■ What is asked ■
Extract each line of the data and write it out again exactly.

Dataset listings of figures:
========================================================================
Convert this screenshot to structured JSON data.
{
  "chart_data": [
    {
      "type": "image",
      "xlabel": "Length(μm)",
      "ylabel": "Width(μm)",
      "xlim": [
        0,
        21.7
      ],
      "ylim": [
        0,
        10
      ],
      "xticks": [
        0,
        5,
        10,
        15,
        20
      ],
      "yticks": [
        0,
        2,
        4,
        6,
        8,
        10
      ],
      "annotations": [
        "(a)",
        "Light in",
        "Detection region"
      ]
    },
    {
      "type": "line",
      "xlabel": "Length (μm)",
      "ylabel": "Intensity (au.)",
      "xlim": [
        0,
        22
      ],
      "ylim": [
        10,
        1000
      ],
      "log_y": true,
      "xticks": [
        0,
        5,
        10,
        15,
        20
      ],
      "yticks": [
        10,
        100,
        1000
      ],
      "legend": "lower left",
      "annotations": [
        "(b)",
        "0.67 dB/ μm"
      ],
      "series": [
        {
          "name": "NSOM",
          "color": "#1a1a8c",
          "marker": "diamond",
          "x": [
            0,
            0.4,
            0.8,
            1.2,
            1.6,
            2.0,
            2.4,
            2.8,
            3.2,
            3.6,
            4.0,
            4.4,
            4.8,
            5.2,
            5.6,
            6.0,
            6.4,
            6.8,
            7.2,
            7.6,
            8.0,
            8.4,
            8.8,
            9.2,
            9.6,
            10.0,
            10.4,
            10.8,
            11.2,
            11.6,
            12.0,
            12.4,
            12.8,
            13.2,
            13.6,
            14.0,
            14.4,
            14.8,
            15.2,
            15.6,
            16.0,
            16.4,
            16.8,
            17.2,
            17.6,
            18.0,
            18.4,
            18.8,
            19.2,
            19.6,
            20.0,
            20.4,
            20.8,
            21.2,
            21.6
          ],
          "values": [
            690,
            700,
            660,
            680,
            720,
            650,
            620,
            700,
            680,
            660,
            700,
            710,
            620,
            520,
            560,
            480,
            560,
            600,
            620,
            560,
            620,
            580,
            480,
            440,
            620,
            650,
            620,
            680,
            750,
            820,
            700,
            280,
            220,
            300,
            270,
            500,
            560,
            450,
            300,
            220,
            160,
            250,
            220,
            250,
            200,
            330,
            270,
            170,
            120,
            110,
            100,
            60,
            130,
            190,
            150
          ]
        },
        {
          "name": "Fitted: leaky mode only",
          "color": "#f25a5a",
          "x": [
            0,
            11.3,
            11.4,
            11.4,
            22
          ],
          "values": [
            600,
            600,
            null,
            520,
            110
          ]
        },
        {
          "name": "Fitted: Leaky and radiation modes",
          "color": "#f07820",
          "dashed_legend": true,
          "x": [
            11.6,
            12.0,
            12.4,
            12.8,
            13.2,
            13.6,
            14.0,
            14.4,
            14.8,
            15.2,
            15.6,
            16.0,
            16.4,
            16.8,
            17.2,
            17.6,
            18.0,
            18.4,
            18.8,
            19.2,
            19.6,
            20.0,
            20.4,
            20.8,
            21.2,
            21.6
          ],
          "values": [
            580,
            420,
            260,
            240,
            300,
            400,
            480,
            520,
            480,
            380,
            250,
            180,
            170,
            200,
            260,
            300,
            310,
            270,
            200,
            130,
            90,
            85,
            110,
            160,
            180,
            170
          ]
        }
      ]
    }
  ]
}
========================================================================
■ Result for this exercise ■
Convert this screenshot to structured JSON data.
{
  "chart_data": [
    {
      "type": "image",
      "xlabel": "Length(μm)",
      "ylabel": "Width(μm)",
      "xlim": [
        0,
        21.7
      ],
      "ylim": [
        0,
        10
      ],
      "xticks": [
        0,
        5,
        10,
        15,
        20
      ],
      "yticks": [
        0,
        2,
        4,
        6,
        8,
        10
      ],
      "annotations": [
        "(a)",
        "Light in",
        "Detection region"
      ]
    },
    {
      "type": "line",
      "xlabel": "Length (μm)",
      "ylabel": "Intensity (au.)",
      "xlim": [
        0,
        22
      ],
      "ylim": [
        10,
        1000
      ],
      "log_y": true,
      "xticks": [
        0,
        5,
        10,
        15,
        20
      ],
      "yticks": [
        10,
        100,
        1000
      ],
      "legend": "lower left",
      "annotations": [
        "(b)",
        "0.67 dB/ μm"
      ],
      "series": [
        {
          "name": "NSOM",
          "color": "#1a1a8c",
          "marker": "diamond",
          "x": [
            0,
            0.4,
            0.8,
            1.2,
            1.6,
            2.0,
            2.4,
            2.8,
            3.2,
            3.6,
            4.0,
            4.4,
            4.8,
            5.2,
            5.6,
            6.0,
            6.4,
            6.8,
            7.2,
            7.6,
            8.0,
            8.4,
            8.8,
            9.2,
            9.6,
            10.0,
            10.4,
            10.8,
            11.2,
            11.6,
            12.0,
            12.4,
            12.8,
            13.2,
            13.6,
            14.0,
            14.4,
            14.8,
            15.2,
            15.6,
            16.0,
            16.4,
            16.8,
            17.2,
            17.6,
            18.0,
            18.4,
            18.8,
            19.2,
            19.6,
            20.0,
            20.4,
            20.8,
            21.2,
            21.6
          ],
          "values": [
            690,
            700,
            660,
            680,
            720,
            650,
            620,
            700,
            680,
            660,
            700,
            710,
            620,
            520,
            560,
            480,
            560,
            600,
            620,
            560,
            620,
            580,
            480,
            440,
            620,
            650,
            620,
            680,
            750,
            820,
            700,
            280,
            220,
            300,
            270,
            500,
            560,
            450,
            300,
            220,
            160,
            250,
            220,
            250,
            200,
            330,
            270,
            170,
            120,
            110,
            100,
            60,
            130,
            190,
            150
          ]
        },
        {
          "name": "Fitted: leaky mode only",
          "color": "#f25a5a",
          "x": [
            0,
            11.3,
            11.4,
            11.4,
            22
          ],
          "values": [
            600,
            600,
            null,
            520,
            110
          ]
        },
        {
          "name": "Fitted: Leaky and radiation modes",
          "color": "#f07820",
          "dashed_legend": true,
          "x": [
            11.6,
            12.0,
            12.4,
            12.8,
            13.2,
            13.6,
            14.0,
            14.4,
            14.8,
            15.2,
            15.6,
            16.0,
            16.4,
            16.8,
            17.2,
            17.6,
            18.0,
            18.4,
            18.8,
            19.2,
            19.6,
            20.0,
            20.4,
            20.8,
            21.2,
            21.6
          ],
          "values": [
            580,
            420,
            260,
            240,
            300,
            400,
            480,
            520,
            480,
            380,
            250,
            180,
            170,
            200,
            260,
            300,
            310,
            270,
            200,
            130,
            90,
            85,
            110,
            160,
            180,
            170
          ]
        }
      ]
    }
  ]
}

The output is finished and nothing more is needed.